◆ Records ◆
————

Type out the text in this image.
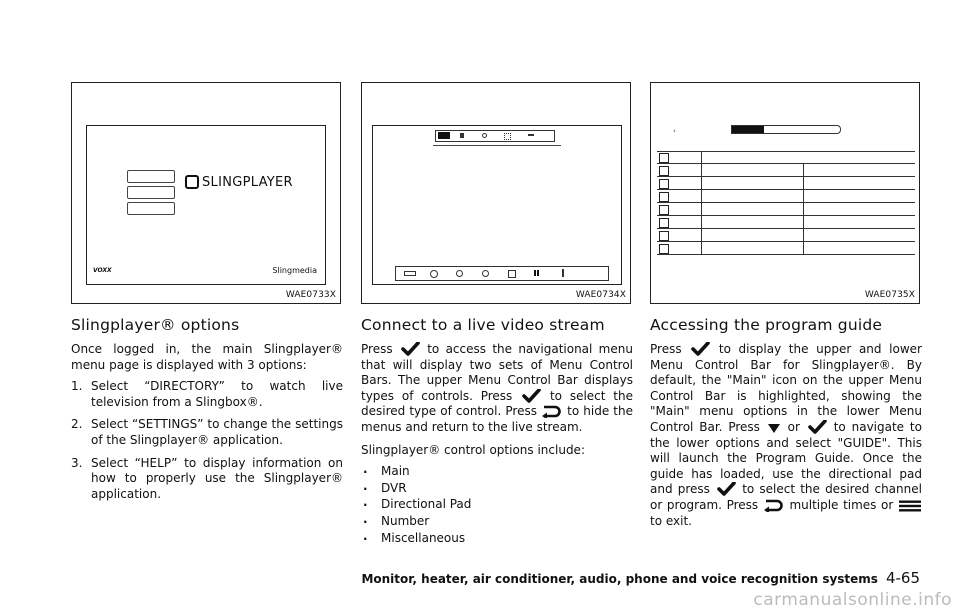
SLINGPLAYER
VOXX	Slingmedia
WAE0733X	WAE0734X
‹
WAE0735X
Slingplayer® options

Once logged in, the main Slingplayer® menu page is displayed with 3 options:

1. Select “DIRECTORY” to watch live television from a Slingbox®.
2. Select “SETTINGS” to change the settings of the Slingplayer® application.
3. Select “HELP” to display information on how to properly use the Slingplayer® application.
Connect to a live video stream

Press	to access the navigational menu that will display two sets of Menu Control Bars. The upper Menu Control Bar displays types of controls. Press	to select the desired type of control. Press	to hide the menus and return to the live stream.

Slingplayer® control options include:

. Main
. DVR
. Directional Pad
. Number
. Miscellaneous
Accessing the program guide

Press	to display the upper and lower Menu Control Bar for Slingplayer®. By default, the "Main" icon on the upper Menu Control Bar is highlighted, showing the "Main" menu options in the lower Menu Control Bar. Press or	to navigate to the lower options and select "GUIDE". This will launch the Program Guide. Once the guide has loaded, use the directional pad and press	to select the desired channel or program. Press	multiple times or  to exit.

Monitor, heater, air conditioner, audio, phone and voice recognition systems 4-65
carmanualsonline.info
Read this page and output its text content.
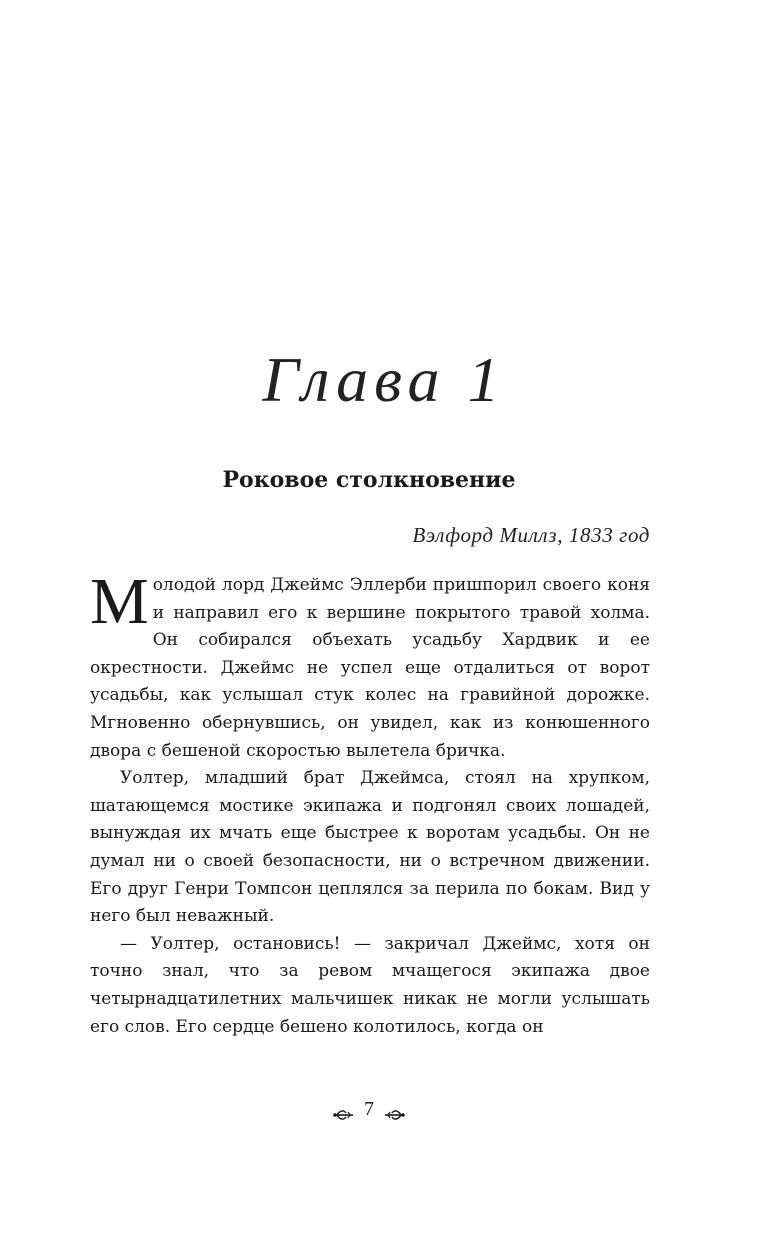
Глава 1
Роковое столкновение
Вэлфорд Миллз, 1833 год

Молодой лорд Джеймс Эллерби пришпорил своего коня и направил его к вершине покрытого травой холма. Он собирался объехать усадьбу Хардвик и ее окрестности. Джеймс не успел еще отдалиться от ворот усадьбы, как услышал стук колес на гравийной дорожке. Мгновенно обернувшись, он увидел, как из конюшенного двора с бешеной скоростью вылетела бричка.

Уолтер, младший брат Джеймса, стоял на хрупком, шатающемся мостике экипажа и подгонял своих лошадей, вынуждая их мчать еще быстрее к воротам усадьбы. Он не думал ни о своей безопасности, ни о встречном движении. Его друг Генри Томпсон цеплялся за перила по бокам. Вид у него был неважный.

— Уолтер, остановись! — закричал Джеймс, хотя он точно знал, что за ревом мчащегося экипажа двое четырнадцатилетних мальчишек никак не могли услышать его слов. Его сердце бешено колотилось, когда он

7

————

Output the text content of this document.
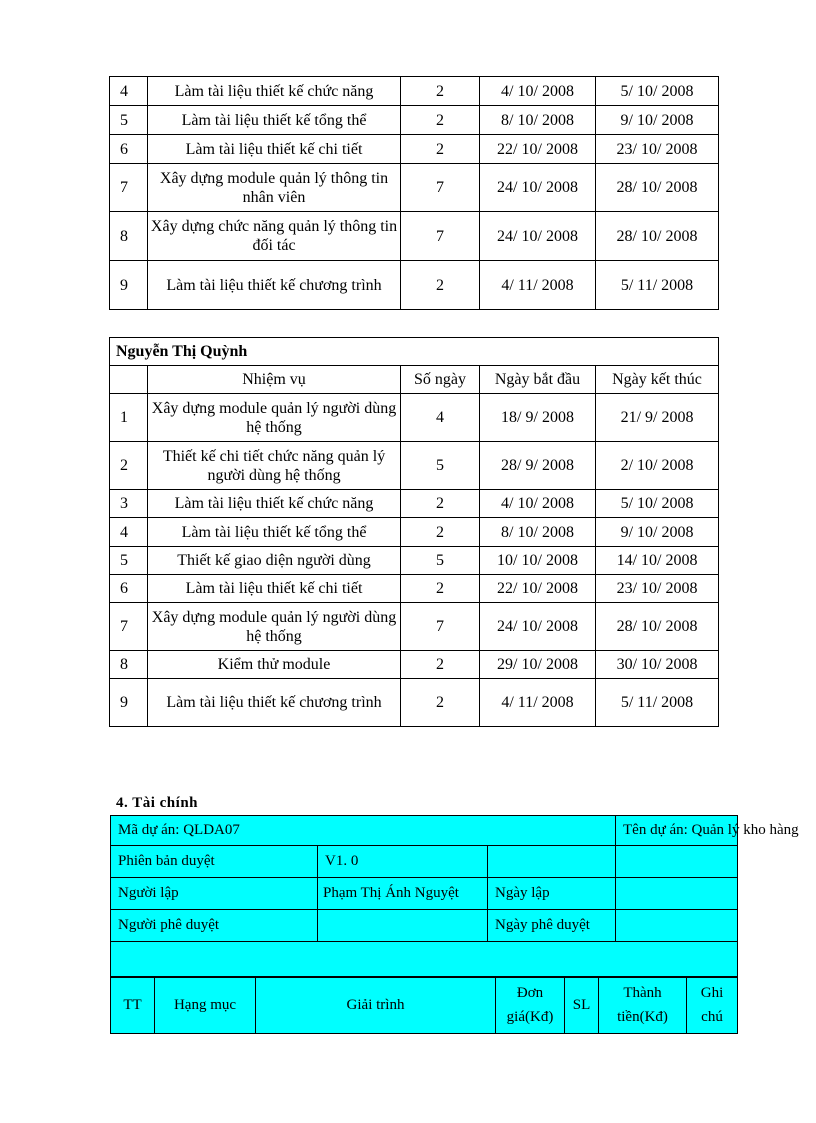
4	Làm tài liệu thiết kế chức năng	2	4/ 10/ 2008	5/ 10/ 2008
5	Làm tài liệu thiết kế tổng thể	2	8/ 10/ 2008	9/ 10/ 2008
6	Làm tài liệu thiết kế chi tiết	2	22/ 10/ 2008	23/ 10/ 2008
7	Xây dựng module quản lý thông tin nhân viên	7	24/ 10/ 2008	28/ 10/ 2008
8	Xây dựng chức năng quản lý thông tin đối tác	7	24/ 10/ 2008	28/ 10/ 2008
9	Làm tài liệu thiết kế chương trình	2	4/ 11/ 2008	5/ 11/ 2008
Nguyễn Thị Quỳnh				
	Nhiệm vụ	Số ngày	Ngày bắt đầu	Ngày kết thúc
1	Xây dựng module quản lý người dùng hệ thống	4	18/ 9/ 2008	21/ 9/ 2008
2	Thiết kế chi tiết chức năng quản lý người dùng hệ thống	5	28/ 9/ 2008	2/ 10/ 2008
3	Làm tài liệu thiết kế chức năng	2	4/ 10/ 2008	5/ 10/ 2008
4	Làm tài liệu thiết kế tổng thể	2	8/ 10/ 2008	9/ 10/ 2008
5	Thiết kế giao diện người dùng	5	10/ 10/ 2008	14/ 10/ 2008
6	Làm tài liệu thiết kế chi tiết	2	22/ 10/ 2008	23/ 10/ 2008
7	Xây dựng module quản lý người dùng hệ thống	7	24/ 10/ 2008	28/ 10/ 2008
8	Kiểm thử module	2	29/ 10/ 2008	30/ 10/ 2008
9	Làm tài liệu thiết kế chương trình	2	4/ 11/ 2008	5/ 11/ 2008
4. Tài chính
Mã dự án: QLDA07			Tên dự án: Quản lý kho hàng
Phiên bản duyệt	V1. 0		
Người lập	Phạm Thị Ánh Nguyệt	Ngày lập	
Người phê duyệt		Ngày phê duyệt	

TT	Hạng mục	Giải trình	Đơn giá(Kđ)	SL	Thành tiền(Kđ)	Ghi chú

————

◆ Instruction ◆
Look through the material above and pick out each line holding the word "dựng".

◆ Solution to the problem ◆
7	Xây dựng module quản lý thông tin nhân viên	7	24/ 10/ 2008	28/ 10/ 2008
8	Xây dựng chức năng quản lý thông tin đối tác	7	24/ 10/ 2008	28/ 10/ 2008
1	Xây dựng module quản lý người dùng hệ thống	4	18/ 9/ 2008	21/ 9/ 2008
7	Xây dựng module quản lý người dùng hệ thống	7	24/ 10/ 2008	28/ 10/ 2008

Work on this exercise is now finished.